Given task
Copy out the rows word for word, beginning with the line that contains "sidebar-item-label: Bild (55, 539, 78, 553)" and going on through the line that contains "phone-placeholder: (000) 000-0000", with both of those lines included.

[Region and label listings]
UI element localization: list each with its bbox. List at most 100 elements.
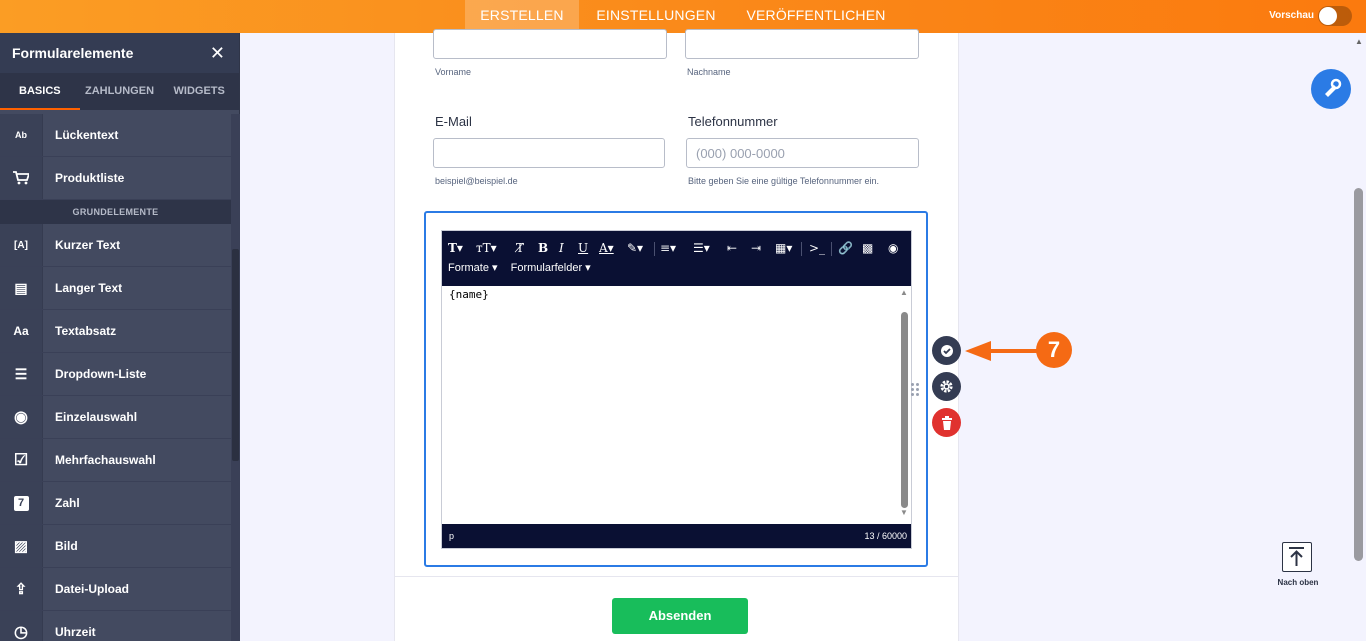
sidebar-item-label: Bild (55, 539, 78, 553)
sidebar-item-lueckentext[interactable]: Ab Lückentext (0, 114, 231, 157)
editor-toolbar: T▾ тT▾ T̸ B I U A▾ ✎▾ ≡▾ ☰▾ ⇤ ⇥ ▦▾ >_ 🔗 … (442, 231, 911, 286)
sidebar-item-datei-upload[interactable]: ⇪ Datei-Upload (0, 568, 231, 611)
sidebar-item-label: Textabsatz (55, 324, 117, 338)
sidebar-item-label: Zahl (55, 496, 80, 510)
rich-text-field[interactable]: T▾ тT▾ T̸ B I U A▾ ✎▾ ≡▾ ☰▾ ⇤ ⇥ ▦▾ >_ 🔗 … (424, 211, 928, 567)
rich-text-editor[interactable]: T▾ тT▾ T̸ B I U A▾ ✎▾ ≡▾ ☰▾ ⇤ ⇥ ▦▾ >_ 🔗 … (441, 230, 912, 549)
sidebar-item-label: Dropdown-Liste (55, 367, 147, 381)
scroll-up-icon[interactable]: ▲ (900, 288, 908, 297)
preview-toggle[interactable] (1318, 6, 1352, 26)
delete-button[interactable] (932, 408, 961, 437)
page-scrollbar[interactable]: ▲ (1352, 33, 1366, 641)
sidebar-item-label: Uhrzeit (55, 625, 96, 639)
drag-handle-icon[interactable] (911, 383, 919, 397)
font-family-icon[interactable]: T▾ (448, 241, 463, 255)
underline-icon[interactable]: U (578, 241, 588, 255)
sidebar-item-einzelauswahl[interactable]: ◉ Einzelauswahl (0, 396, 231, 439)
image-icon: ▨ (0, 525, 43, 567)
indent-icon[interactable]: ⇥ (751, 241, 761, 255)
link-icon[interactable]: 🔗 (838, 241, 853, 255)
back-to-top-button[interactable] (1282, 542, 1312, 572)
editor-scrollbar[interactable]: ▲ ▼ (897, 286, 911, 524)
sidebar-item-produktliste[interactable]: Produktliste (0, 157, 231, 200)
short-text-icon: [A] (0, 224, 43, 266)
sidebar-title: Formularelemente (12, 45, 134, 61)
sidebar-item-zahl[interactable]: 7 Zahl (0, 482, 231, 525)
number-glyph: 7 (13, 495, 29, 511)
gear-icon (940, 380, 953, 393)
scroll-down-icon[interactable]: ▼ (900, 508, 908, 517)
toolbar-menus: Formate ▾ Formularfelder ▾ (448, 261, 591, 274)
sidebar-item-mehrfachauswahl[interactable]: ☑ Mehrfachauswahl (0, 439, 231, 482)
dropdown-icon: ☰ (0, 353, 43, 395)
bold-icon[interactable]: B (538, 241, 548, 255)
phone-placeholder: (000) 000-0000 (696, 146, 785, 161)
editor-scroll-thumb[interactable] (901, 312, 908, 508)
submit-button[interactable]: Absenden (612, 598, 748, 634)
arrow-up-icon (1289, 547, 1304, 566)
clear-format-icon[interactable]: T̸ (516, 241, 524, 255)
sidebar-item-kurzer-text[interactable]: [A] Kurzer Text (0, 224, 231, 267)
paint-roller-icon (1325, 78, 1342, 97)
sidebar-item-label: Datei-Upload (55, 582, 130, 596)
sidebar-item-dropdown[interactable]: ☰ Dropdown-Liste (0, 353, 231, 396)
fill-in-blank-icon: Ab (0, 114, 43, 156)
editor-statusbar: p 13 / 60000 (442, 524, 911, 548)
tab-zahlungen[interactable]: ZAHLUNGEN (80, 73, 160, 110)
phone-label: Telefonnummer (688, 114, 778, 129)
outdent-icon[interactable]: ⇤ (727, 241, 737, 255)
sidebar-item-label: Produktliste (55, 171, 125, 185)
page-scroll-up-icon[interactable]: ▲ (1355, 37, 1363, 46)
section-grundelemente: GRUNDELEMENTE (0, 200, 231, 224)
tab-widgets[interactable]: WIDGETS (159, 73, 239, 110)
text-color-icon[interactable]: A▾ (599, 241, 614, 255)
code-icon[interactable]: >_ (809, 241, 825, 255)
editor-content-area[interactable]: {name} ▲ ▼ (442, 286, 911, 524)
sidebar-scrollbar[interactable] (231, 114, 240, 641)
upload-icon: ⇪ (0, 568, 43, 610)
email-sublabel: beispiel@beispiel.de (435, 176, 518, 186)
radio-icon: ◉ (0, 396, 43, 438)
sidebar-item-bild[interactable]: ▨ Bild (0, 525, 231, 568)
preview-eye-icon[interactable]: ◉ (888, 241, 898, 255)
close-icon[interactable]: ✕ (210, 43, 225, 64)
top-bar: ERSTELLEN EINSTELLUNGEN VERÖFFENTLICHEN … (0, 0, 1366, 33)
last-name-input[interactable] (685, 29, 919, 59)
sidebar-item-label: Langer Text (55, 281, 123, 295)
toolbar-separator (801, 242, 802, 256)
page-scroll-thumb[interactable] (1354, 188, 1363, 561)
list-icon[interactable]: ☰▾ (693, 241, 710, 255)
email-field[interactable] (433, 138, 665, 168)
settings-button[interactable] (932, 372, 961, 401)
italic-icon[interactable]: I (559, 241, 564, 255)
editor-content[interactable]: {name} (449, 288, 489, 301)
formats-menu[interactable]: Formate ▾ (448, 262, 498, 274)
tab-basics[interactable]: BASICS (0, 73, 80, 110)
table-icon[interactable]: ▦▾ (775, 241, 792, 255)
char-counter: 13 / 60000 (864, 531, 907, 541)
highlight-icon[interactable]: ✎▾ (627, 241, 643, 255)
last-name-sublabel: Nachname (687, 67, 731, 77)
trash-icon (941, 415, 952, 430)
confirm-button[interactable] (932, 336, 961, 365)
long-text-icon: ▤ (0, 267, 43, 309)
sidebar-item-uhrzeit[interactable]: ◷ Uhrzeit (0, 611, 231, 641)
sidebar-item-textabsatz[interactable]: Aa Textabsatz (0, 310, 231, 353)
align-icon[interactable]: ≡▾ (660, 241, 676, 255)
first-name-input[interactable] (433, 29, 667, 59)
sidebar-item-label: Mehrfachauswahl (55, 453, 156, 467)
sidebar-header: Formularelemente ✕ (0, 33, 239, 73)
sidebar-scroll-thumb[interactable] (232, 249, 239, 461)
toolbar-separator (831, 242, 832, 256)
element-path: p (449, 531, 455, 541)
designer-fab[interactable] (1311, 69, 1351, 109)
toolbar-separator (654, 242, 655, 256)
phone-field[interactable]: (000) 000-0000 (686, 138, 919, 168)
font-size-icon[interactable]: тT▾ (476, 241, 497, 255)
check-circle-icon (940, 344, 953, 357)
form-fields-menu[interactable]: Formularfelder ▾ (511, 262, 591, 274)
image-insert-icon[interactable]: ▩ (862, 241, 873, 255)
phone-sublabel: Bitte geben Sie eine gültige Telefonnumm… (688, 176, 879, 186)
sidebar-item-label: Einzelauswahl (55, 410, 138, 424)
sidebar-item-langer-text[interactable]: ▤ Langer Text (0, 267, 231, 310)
--
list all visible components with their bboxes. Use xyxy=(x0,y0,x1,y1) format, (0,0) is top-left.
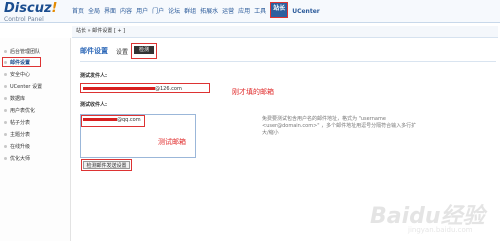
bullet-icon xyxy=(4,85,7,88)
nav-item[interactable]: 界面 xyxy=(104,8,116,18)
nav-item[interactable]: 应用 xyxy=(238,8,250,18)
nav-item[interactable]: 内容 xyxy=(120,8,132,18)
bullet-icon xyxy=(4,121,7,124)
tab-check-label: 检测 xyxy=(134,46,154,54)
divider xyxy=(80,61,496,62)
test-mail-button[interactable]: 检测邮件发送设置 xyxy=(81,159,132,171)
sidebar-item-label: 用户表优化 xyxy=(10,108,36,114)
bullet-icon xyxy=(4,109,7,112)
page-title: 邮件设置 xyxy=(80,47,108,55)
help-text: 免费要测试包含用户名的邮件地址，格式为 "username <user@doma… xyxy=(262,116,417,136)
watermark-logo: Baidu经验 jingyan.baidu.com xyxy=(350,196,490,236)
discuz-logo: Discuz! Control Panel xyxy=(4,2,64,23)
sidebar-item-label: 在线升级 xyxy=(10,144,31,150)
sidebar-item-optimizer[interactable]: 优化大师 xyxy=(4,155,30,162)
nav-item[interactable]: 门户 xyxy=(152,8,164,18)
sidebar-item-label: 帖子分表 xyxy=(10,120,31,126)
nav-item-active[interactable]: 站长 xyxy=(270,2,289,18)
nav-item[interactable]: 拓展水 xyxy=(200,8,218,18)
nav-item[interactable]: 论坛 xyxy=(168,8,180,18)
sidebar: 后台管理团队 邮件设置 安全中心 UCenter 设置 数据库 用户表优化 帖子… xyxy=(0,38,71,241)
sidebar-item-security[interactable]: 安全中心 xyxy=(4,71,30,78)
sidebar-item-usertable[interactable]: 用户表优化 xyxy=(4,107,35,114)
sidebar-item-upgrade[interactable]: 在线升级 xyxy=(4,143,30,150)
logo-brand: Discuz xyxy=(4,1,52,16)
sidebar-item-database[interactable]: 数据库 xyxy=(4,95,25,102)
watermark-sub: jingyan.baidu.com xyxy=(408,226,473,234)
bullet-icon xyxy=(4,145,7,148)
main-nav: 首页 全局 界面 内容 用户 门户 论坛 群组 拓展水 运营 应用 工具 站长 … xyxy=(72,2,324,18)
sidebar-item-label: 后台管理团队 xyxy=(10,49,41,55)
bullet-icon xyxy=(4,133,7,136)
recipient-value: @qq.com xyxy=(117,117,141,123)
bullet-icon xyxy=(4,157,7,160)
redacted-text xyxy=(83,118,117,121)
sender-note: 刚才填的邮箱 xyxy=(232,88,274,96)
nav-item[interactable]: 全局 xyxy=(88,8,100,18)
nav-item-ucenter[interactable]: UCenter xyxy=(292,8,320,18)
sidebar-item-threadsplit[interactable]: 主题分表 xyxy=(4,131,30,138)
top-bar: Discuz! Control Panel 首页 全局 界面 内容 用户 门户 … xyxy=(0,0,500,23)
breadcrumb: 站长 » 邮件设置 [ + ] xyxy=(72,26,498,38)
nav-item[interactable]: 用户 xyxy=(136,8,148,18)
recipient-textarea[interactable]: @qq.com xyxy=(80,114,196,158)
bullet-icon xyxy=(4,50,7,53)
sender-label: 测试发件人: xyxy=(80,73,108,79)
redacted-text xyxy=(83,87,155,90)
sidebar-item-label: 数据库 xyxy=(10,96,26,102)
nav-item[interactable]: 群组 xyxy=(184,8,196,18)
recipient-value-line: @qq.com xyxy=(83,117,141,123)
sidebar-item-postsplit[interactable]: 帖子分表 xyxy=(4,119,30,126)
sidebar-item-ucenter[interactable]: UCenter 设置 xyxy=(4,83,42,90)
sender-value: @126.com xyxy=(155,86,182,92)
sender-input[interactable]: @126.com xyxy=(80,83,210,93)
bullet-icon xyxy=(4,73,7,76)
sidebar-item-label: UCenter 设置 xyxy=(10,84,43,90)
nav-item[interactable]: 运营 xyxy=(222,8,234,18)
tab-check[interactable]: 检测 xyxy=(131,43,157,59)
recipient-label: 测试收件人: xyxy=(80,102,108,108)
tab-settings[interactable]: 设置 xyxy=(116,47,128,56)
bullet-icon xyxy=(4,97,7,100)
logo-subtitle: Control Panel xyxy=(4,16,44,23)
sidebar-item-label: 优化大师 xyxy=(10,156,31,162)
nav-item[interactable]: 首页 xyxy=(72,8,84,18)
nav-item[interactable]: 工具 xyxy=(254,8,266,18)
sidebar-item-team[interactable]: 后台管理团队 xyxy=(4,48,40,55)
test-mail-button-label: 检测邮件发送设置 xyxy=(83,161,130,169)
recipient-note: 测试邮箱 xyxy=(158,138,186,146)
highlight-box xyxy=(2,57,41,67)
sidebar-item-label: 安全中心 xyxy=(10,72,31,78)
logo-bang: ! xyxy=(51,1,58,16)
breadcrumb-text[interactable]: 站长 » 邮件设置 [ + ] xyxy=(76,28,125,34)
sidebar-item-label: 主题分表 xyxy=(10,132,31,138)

Finished task
sidebar-item-label: Bild (55, 539, 78, 553)
sidebar-item-lueckentext[interactable]: Ab Lückentext (0, 114, 231, 157)
editor-toolbar: T▾ тT▾ T̸ B I U A▾ ✎▾ ≡▾ ☰▾ ⇤ ⇥ ▦▾ >_ 🔗 … (442, 231, 911, 286)
sidebar-item-datei-upload[interactable]: ⇪ Datei-Upload (0, 568, 231, 611)
sidebar-item-label: Textabsatz (55, 324, 117, 338)
sidebar-item-label: Zahl (55, 496, 80, 510)
rich-text-field[interactable]: T▾ тT▾ T̸ B I U A▾ ✎▾ ≡▾ ☰▾ ⇤ ⇥ ▦▾ >_ 🔗 … (424, 211, 928, 567)
rich-text-editor[interactable]: T▾ тT▾ T̸ B I U A▾ ✎▾ ≡▾ ☰▾ ⇤ ⇥ ▦▾ >_ 🔗 … (441, 230, 912, 549)
sidebar-item-label: Dropdown-Liste (55, 367, 147, 381)
scroll-up-icon[interactable]: ▲ (900, 288, 908, 297)
preview-toggle[interactable] (1318, 6, 1352, 26)
delete-button[interactable] (932, 408, 961, 437)
page-scrollbar[interactable]: ▲ (1352, 33, 1366, 641)
sidebar-item-label: Uhrzeit (55, 625, 96, 639)
drag-handle-icon[interactable] (911, 383, 919, 397)
font-family-icon[interactable]: T▾ (448, 241, 463, 255)
underline-icon[interactable]: U (578, 241, 588, 255)
sidebar-item-einzelauswahl[interactable]: ◉ Einzelauswahl (0, 396, 231, 439)
image-icon: ▨ (0, 525, 43, 567)
indent-icon[interactable]: ⇥ (751, 241, 761, 255)
link-icon[interactable]: 🔗 (838, 241, 853, 255)
back-to-top-button[interactable] (1282, 542, 1312, 572)
editor-scrollbar[interactable]: ▲ ▼ (897, 286, 911, 524)
sidebar-item-produktliste[interactable]: Produktliste (0, 157, 231, 200)
short-text-icon: [A] (0, 224, 43, 266)
sidebar-title: Formularelemente (12, 45, 134, 61)
sidebar-item-zahl[interactable]: 7 Zahl (0, 482, 231, 525)
number-glyph: 7 (13, 495, 29, 511)
gear-icon (940, 380, 953, 393)
scroll-down-icon[interactable]: ▼ (900, 508, 908, 517)
toolbar-menus: Formate ▾ Formularfelder ▾ (448, 261, 591, 274)
sidebar-item-mehrfachauswahl[interactable]: ☑ Mehrfachauswahl (0, 439, 231, 482)
dropdown-icon: ☰ (0, 353, 43, 395)
bold-icon[interactable]: B (538, 241, 548, 255)
phone-placeholder: (000) 000-0000 (696, 146, 785, 161)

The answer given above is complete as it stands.